## Requirement
Scan the listing and work out how many lines contain the word "chevron". Nothing but the number should be given.

## Raw records
— Begin —
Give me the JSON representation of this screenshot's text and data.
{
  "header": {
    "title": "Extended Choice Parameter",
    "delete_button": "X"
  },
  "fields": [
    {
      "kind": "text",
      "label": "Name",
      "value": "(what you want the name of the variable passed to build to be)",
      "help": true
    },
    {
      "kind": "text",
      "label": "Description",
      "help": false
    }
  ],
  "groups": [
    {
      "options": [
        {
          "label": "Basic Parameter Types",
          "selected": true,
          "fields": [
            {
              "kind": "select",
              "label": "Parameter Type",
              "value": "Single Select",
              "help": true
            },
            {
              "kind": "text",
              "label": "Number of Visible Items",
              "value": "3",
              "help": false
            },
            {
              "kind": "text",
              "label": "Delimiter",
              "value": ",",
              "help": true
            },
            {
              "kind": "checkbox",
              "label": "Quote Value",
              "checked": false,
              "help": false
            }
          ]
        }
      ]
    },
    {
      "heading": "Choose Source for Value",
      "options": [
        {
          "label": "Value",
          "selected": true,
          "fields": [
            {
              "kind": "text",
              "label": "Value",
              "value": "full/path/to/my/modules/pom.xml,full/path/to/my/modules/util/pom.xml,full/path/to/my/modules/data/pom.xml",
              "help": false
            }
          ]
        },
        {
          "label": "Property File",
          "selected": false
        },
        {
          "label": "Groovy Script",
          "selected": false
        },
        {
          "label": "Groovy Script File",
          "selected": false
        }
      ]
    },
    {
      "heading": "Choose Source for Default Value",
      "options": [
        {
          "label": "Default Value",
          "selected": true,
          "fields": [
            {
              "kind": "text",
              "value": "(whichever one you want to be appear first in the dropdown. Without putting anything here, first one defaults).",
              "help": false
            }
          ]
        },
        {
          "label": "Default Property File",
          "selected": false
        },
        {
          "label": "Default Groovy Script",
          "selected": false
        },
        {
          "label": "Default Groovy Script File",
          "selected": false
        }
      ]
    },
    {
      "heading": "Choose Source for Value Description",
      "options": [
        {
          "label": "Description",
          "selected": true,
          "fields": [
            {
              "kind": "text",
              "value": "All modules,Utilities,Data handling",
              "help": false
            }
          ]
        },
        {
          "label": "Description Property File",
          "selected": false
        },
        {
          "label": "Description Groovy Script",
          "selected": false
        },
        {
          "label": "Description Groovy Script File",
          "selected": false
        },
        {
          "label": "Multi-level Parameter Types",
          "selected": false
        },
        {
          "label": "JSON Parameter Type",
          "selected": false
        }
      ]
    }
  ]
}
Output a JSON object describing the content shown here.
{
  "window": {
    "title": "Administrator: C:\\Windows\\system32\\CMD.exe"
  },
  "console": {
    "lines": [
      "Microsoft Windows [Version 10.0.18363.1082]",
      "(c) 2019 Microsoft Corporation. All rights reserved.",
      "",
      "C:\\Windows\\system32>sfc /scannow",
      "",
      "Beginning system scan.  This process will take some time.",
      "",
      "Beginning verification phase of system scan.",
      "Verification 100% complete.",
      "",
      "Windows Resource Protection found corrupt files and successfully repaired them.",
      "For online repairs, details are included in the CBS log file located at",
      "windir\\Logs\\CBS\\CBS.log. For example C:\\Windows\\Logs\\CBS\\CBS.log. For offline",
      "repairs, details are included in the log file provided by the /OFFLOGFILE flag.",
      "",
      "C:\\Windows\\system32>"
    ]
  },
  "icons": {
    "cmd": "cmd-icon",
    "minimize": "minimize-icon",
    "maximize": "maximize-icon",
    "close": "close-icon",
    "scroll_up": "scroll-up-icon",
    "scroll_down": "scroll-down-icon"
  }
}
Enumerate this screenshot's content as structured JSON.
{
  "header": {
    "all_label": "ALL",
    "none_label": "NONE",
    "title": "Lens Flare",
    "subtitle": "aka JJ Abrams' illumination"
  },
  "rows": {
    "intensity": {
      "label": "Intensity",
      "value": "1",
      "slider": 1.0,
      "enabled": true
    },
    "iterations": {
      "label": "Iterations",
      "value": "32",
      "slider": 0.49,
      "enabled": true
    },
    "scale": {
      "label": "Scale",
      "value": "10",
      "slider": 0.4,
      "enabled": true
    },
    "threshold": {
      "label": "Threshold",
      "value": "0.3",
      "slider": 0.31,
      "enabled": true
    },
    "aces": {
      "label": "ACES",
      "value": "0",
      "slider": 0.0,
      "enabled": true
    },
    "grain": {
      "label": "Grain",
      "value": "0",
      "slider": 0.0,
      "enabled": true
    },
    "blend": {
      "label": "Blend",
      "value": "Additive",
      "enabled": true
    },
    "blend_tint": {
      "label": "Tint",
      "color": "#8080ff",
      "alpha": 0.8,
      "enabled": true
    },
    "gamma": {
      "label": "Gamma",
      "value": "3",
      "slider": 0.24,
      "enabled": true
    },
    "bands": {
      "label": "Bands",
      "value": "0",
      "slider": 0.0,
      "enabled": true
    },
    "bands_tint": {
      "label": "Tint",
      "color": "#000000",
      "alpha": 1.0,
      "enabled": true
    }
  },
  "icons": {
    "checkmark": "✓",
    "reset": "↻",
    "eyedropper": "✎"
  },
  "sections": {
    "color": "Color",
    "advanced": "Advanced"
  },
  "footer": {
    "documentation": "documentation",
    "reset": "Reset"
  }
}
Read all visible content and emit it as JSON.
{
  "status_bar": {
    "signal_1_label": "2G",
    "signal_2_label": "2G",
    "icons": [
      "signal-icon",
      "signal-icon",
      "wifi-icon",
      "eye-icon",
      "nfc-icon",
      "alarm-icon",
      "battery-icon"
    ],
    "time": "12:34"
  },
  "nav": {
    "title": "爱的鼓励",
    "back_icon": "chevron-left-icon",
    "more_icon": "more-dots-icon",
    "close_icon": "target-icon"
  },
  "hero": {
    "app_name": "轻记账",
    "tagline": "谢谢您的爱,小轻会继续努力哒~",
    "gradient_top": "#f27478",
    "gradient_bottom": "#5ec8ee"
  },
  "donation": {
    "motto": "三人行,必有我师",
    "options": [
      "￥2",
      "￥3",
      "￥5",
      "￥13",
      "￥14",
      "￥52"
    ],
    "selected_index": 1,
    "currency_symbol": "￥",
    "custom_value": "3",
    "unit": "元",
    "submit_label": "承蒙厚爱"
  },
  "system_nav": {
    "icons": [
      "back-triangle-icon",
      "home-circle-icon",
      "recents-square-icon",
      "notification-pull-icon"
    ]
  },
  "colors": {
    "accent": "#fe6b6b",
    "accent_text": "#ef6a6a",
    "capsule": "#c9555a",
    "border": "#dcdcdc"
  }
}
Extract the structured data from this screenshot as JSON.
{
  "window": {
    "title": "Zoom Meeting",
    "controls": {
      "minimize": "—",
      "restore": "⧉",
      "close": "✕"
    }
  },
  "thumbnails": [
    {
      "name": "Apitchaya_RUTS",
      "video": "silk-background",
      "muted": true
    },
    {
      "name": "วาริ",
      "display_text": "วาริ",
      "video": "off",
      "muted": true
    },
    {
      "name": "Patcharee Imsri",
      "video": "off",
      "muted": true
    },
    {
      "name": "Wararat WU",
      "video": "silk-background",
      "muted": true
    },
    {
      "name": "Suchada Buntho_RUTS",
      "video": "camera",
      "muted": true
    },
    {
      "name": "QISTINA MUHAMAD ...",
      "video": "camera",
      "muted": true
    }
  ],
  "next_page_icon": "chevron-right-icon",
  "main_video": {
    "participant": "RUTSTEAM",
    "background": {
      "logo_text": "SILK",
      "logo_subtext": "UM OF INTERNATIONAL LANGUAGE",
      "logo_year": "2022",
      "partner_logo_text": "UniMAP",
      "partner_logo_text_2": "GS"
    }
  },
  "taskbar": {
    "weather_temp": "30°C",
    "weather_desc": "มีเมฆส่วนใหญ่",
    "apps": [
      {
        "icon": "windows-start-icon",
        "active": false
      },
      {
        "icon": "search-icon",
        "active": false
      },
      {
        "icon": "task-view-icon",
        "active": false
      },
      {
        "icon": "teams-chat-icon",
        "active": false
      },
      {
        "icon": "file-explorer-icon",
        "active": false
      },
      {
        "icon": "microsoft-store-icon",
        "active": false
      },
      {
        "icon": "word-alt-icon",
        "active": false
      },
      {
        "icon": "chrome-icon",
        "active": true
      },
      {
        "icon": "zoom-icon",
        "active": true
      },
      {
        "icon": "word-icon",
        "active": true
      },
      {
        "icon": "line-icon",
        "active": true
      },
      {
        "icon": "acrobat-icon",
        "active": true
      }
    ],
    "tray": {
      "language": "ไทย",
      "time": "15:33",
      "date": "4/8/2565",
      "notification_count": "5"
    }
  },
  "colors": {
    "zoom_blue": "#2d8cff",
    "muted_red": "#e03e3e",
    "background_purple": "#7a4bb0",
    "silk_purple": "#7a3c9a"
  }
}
— End —
## Complete response
2